◆ **EXERCISE GOAL**
Check each line of the listing below for the word "Velocity" and say how many lines have it. Nothing else should be written.

-- Start of DATA SHOWN --

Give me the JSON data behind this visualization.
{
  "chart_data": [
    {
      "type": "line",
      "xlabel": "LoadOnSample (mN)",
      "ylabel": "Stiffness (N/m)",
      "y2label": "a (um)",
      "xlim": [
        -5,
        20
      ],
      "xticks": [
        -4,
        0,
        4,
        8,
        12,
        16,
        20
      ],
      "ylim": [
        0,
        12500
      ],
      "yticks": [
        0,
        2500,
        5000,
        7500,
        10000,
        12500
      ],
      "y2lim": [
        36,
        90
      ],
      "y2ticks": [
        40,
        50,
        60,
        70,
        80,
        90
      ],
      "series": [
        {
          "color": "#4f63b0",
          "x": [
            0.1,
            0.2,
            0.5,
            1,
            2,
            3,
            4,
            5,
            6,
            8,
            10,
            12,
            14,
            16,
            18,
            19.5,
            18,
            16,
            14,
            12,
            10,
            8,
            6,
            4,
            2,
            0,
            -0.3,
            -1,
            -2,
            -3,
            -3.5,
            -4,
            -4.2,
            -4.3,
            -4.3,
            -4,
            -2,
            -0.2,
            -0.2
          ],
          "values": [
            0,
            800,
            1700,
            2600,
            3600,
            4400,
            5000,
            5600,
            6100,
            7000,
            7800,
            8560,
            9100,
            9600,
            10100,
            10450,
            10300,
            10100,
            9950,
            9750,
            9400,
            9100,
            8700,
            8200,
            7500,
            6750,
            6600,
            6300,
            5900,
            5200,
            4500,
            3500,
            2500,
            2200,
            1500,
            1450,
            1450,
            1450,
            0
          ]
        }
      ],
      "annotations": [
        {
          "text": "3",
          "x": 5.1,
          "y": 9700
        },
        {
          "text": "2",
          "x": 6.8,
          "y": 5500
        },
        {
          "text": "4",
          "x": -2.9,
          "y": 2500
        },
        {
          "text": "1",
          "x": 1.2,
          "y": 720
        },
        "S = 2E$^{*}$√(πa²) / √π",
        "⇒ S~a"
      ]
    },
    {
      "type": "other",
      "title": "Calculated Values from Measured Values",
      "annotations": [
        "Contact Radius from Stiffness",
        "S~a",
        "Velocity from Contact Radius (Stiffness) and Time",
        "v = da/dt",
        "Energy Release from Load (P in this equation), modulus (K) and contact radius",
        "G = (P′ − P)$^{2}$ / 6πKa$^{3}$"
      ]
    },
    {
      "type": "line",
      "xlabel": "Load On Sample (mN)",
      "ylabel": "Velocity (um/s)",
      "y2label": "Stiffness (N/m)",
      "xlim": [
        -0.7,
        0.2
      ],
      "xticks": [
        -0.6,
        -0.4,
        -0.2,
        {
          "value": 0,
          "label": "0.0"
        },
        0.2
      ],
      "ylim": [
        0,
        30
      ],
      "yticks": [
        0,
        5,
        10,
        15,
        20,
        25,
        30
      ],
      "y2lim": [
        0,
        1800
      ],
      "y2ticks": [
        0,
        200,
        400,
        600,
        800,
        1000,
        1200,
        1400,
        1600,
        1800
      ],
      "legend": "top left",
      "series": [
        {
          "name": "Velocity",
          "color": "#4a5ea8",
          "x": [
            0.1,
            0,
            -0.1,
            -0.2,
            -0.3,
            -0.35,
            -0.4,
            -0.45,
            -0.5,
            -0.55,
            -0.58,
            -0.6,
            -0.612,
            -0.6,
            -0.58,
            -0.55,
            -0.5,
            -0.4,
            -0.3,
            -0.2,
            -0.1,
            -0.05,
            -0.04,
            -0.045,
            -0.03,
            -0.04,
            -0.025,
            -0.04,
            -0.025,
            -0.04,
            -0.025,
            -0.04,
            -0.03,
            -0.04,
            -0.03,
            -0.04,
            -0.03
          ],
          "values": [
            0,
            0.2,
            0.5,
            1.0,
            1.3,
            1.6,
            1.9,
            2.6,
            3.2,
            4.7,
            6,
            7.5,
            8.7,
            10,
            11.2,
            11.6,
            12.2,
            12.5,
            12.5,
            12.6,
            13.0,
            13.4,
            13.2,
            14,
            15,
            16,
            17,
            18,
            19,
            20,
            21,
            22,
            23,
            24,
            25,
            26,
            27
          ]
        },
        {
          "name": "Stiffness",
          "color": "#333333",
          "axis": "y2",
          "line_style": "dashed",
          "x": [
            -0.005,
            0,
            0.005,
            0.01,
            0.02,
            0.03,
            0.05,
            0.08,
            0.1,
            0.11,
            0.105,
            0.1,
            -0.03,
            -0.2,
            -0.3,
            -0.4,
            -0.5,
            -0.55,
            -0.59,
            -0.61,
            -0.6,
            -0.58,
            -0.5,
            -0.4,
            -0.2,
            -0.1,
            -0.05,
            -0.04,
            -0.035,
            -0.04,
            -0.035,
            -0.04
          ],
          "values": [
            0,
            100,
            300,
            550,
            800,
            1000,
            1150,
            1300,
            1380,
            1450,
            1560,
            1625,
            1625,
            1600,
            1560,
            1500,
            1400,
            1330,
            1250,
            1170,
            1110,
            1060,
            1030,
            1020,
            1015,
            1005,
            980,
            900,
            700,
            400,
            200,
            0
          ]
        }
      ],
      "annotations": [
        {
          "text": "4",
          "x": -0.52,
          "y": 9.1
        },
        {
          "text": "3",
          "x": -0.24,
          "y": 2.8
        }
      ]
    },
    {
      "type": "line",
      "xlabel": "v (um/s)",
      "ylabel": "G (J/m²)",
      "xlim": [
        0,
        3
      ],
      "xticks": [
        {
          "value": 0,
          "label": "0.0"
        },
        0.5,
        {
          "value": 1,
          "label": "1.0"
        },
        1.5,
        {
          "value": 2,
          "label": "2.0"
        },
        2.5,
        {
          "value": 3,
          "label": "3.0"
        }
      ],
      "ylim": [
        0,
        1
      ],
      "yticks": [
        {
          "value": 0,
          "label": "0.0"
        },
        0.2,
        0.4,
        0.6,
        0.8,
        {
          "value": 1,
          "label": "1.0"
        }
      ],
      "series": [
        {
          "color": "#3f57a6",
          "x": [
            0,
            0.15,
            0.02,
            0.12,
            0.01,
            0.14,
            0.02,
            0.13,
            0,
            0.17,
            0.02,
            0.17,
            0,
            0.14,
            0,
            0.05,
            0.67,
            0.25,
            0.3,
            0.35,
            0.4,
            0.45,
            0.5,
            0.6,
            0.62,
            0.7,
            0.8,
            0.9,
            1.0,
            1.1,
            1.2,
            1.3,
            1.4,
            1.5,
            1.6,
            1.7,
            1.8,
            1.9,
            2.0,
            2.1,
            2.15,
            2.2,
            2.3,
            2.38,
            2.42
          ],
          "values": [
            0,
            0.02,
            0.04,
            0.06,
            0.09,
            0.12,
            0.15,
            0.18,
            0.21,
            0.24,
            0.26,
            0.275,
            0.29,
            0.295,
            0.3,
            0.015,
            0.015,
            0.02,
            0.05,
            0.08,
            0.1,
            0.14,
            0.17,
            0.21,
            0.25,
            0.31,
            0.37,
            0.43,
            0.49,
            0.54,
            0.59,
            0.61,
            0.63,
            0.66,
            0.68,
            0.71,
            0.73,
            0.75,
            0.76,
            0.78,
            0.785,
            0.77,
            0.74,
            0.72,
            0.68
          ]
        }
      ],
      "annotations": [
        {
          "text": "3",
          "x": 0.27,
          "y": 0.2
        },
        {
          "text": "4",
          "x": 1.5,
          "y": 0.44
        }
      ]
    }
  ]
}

-- End of DATA SHOWN --

◆ **ANSWER TO THIS TASK**
3